Data listing:
....................
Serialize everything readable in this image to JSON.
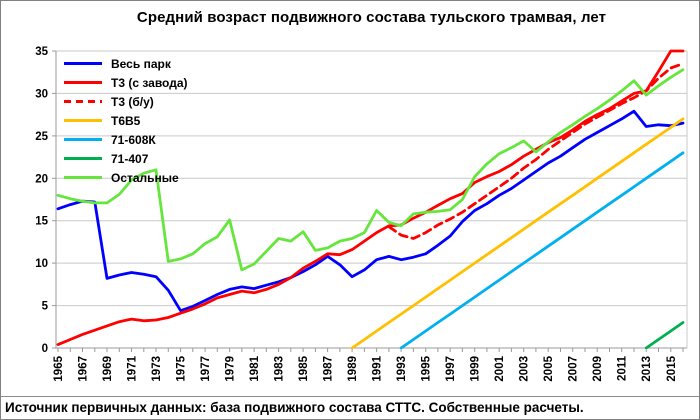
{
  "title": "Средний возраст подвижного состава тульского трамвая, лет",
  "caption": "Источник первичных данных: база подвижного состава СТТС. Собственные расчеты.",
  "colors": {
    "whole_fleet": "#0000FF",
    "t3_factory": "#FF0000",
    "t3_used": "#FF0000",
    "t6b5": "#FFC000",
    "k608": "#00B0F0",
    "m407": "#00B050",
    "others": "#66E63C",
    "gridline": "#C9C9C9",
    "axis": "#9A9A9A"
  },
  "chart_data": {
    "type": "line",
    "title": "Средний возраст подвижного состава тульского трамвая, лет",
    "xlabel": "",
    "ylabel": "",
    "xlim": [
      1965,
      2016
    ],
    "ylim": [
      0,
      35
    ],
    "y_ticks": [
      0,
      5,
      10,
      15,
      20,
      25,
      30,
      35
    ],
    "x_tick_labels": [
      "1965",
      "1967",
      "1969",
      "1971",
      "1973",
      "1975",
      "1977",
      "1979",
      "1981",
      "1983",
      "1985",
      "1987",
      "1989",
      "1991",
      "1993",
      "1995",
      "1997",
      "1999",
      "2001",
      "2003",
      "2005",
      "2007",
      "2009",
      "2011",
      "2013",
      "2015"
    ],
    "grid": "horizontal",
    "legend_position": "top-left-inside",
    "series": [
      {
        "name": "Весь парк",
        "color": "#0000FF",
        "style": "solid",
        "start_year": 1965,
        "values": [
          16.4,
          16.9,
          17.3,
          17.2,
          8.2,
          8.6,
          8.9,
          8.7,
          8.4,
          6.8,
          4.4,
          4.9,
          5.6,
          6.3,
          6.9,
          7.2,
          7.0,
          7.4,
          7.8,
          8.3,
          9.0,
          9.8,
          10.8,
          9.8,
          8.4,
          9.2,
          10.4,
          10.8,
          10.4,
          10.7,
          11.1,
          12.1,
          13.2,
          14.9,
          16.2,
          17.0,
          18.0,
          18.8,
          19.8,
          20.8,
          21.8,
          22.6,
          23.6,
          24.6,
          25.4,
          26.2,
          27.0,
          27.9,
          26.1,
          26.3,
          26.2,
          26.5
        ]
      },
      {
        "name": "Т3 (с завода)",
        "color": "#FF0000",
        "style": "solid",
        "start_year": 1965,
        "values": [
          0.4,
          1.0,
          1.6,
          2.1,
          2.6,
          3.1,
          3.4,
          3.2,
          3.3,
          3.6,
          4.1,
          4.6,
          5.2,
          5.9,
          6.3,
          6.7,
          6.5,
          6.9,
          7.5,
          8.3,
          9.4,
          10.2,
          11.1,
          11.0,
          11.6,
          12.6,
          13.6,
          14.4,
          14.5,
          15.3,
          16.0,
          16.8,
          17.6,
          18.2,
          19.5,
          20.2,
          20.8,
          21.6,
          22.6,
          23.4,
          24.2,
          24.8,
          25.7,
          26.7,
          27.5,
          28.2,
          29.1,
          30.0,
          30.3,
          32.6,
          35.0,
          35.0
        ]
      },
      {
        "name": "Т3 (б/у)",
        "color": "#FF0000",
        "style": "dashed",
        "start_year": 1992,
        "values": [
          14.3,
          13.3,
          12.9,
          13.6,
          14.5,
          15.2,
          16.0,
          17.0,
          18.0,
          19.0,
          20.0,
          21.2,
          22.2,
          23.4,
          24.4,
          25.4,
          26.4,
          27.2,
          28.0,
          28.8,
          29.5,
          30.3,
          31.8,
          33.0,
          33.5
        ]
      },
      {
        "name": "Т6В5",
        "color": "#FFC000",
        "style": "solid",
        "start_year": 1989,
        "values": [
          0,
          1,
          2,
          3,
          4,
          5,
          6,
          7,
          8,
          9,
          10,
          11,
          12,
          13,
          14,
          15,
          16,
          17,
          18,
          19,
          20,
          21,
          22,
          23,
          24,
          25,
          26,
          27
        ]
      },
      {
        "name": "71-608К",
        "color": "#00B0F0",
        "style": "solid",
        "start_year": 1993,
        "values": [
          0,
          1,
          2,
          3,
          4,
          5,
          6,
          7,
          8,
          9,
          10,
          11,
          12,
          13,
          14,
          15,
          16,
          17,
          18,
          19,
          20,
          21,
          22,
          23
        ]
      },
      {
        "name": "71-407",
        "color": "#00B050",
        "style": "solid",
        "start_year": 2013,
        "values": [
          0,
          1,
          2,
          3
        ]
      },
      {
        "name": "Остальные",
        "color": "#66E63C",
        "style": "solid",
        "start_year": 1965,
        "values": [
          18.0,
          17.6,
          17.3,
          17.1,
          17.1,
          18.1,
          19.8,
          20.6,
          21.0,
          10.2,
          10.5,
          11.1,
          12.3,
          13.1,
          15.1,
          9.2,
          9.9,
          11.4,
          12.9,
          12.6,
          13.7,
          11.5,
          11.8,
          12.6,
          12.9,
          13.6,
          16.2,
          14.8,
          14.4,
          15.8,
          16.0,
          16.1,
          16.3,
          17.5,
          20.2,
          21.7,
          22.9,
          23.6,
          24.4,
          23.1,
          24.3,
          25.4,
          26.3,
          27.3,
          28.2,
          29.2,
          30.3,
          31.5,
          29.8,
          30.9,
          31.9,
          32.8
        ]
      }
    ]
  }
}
....................
What is required: In the listing, find all lines with the string "Средний" and copy them.

Worked solution:
  "title": "Средний возраст подвижного состава тульского трамвая, лет",
    "title": "Средний возраст подвижного состава тульского трамвая, лет",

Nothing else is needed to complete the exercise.